[AVAILABLE RECORDS start]

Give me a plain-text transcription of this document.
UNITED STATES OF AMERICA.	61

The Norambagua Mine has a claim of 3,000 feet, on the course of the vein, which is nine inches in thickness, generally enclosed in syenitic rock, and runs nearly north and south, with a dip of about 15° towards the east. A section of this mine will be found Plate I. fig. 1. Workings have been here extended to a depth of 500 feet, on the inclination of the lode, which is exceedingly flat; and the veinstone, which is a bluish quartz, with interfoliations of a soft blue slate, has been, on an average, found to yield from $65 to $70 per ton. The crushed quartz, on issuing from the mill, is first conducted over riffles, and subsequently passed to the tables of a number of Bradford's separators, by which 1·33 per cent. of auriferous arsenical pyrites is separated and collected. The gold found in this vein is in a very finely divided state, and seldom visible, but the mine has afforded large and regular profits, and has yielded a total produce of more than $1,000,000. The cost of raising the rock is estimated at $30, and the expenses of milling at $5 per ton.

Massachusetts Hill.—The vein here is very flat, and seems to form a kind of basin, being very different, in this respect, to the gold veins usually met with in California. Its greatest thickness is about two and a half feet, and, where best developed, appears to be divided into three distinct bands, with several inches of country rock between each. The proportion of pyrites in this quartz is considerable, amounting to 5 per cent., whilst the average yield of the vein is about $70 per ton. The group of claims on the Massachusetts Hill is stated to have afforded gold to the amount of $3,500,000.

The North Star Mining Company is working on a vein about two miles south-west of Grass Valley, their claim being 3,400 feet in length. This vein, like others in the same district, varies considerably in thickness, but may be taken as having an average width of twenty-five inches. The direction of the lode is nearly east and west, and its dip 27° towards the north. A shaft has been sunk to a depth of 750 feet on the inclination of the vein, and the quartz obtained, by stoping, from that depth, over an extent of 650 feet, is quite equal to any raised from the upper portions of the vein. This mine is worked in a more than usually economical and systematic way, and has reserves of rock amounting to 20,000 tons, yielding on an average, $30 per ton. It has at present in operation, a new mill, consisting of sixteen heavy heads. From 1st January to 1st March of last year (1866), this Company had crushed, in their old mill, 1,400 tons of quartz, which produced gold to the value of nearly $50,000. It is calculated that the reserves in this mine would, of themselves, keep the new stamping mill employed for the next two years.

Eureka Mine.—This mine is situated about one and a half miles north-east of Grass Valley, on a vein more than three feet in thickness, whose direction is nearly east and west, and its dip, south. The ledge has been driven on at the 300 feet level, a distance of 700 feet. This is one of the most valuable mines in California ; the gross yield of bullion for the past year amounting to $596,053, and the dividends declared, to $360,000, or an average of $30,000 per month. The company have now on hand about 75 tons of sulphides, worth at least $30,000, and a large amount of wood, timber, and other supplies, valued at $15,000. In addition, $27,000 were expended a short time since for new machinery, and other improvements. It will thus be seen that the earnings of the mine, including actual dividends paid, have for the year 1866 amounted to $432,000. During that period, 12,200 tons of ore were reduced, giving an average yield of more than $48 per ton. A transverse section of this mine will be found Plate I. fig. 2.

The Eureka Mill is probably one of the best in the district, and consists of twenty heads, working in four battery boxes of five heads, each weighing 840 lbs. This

[AVAILABLE RECORDS end]

DO THIS
Scan the material above. Copy each line where "best" occurs.

TASK ANSWER
Massachusetts Hill.—The vein here is very flat, and seems to form a kind of basin, being very different, in this respect, to the gold veins usually met with in California. Its greatest thickness is about two and a half feet, and, where best developed, appears to be divided into three distinct bands, with several inches of country rock between each. The proportion of pyrites in this quartz is considerable, amounting to 5 per cent., whilst the average yield of the vein is about $70 per ton. The group of claims on the Massachusetts Hill is stated to have afforded gold to the amount of $3,500,000.
The Eureka Mill is probably one of the best in the district, and consists of twenty heads, working in four battery boxes of five heads, each weighing 840 lbs. This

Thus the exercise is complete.